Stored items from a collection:

--- --- ---

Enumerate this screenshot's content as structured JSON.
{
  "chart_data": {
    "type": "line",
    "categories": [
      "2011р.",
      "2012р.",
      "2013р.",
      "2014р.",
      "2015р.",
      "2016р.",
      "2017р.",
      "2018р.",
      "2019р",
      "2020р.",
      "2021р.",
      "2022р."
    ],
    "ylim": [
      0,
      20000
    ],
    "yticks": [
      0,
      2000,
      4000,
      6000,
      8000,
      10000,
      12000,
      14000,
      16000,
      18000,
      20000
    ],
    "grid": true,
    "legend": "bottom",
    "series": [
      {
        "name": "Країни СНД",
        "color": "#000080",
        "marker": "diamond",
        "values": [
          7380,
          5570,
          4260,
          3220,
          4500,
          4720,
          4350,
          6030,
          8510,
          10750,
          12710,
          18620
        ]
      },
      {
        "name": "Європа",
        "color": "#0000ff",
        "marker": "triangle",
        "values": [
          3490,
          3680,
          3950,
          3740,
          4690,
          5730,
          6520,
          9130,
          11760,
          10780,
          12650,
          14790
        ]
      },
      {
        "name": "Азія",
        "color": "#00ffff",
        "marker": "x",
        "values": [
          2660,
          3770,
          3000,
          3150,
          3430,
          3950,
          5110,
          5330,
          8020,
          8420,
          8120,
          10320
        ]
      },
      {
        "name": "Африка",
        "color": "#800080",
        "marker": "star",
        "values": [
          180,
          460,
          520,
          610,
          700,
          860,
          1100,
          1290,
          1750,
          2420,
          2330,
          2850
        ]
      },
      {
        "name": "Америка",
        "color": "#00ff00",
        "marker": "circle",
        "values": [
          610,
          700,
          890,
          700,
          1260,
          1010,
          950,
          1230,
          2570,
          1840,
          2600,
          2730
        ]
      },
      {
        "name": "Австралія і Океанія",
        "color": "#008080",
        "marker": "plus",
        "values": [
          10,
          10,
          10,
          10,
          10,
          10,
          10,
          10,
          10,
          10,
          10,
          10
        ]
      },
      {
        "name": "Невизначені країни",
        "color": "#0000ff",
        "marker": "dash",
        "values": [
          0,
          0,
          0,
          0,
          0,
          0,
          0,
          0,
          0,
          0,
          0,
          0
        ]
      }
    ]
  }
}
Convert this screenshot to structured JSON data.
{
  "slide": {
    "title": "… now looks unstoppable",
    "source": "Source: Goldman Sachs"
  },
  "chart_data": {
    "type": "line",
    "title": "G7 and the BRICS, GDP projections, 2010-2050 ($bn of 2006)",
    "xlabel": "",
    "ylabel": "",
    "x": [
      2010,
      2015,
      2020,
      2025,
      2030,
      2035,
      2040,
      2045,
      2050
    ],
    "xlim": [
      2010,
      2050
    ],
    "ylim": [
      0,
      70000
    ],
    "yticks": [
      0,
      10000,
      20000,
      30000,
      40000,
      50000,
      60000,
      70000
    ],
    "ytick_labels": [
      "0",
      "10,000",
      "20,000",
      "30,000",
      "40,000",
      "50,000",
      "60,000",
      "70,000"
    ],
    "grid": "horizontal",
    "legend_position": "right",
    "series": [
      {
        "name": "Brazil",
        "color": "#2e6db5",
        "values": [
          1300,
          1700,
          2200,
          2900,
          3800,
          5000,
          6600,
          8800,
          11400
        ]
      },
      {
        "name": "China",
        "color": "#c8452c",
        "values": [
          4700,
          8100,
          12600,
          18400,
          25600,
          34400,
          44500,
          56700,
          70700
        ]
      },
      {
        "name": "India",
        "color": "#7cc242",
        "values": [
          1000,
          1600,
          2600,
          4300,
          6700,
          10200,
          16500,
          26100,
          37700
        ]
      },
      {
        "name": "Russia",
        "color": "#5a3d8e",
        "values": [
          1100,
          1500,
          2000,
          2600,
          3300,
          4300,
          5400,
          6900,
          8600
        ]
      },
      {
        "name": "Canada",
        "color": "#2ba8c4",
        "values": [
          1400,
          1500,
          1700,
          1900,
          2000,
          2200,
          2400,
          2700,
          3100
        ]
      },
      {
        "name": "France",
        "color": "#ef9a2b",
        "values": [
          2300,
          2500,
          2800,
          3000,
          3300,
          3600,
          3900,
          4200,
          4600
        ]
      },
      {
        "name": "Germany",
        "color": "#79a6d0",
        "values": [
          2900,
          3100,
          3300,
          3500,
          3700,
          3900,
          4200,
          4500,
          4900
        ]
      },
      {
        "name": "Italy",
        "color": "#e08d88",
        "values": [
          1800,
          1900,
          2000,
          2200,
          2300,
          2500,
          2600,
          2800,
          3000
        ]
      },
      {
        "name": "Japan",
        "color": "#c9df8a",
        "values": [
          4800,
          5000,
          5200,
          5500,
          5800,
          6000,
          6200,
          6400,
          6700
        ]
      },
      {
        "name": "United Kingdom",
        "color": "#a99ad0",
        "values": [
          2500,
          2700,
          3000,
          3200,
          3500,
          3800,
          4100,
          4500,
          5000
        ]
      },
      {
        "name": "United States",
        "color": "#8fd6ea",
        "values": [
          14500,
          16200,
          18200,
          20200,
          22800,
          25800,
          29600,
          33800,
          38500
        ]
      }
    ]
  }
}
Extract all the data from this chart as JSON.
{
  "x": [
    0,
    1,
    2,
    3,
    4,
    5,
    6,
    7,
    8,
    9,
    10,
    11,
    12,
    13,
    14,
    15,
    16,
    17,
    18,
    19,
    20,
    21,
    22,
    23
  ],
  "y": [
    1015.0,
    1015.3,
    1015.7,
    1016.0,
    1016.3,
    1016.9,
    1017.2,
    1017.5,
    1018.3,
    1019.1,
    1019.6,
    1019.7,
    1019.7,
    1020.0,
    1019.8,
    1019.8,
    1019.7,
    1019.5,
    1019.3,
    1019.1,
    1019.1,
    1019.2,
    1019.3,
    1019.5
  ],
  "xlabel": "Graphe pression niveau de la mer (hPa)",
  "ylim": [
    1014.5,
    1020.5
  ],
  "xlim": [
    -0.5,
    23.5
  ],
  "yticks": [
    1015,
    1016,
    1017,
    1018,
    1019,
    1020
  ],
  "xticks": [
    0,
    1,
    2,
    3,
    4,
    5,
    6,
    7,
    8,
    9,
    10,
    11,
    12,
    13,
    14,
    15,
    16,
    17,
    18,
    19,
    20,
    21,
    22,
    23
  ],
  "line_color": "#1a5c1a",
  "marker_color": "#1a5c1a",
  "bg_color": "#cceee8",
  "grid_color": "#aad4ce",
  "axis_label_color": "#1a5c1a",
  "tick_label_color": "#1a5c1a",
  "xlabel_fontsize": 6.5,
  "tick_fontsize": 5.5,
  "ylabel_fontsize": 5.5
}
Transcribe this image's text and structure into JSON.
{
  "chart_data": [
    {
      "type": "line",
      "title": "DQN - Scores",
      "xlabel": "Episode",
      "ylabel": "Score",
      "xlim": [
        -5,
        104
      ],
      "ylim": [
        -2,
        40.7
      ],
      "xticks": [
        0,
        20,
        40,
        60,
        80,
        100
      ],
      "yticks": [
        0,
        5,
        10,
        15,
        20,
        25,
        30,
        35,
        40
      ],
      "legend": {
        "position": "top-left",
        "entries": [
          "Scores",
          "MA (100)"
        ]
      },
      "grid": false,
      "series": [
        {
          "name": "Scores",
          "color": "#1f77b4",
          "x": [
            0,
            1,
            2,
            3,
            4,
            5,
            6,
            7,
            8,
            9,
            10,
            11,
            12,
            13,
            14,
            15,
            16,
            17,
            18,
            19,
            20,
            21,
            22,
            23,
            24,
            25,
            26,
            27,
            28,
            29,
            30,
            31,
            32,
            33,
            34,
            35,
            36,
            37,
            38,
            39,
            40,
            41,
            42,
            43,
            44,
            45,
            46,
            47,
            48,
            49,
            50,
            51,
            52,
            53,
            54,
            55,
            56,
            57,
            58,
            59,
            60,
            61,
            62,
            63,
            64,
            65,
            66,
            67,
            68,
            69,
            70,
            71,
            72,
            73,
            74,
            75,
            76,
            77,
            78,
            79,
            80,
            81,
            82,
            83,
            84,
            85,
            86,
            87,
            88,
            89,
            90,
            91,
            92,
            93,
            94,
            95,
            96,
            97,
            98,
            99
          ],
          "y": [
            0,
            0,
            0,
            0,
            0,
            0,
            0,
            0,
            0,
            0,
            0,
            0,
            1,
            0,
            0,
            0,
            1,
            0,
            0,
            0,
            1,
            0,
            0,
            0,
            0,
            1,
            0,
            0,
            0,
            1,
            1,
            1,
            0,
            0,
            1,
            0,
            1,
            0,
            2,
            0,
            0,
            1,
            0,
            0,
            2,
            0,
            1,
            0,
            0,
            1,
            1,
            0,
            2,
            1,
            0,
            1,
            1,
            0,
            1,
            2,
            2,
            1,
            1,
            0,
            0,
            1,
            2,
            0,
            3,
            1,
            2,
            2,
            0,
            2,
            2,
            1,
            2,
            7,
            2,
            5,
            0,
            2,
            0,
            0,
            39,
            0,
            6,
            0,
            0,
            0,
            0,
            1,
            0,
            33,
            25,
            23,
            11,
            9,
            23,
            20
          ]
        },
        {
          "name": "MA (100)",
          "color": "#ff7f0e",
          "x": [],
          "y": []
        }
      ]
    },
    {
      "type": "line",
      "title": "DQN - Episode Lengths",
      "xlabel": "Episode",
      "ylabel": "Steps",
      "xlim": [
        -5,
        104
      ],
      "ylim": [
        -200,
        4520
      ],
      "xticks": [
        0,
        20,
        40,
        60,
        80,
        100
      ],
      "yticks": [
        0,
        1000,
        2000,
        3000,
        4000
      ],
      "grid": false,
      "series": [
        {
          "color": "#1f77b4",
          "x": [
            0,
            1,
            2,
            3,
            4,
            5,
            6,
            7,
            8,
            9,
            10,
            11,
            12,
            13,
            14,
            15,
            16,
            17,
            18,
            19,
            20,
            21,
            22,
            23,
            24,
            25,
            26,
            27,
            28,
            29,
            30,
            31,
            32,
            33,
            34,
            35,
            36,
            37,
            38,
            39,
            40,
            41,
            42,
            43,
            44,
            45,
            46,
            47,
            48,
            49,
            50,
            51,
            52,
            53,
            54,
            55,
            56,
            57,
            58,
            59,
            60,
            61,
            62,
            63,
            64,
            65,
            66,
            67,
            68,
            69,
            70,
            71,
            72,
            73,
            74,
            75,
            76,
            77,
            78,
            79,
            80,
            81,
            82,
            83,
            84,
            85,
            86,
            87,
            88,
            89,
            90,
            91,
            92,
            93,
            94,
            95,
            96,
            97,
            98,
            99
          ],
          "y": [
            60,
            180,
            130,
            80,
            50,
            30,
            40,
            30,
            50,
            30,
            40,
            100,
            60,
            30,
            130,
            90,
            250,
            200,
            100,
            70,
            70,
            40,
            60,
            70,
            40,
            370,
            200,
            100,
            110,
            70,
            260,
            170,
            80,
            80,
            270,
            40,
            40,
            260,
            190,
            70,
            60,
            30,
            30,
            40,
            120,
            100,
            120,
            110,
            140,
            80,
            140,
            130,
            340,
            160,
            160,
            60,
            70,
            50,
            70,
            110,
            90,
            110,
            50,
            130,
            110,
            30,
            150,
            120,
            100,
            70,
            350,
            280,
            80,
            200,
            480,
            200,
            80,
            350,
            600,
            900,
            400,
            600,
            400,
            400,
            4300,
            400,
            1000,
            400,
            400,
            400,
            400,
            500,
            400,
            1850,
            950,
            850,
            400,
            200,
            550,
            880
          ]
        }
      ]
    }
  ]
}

--- --- ---

REQUEST – How many lines of these entries contain "screenshot"? Answer with the number and nothing else.

ANSWER TO THE TASK – 2